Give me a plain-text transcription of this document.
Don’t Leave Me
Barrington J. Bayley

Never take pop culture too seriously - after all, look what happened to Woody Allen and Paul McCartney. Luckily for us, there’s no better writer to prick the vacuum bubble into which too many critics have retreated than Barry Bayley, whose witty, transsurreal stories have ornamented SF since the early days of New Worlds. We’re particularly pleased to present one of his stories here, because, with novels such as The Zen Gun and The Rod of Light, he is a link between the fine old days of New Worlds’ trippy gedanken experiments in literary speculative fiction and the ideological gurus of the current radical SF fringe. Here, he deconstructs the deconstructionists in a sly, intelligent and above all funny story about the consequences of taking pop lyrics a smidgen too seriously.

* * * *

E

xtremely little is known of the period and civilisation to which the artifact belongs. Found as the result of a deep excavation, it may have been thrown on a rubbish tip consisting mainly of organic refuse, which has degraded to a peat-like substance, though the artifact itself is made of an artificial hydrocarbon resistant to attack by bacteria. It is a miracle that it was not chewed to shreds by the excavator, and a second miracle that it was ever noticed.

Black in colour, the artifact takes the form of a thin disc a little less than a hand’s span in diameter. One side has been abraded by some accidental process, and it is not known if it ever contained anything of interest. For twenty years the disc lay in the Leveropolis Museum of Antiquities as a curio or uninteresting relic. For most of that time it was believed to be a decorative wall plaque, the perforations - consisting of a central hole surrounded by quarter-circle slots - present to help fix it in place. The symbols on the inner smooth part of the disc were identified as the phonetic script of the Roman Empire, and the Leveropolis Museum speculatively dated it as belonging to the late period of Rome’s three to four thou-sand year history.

——

### Problem
Your task is to copy each line of the entries that includes the word "Bayley".

### Output
Barrington J. Bayley
Never take pop culture too seriously - after all, look what happened to Woody Allen and Paul McCartney. Luckily for us, there’s no better writer to prick the vacuum bubble into which too many critics have retreated than Barry Bayley, whose witty, transsurreal stories have ornamented SF since the early days of New Worlds. We’re particularly pleased to present one of his stories here, because, with novels such as The Zen Gun and The Rod of Light, he is a link between the fine old days of New Worlds’ trippy gedanken experiments in literary speculative fiction and the ideological gurus of the current radical SF fringe. Here, he deconstructs the deconstructionists in a sly, intelligent and above all funny story about the consequences of taking pop lyrics a smidgen too seriously.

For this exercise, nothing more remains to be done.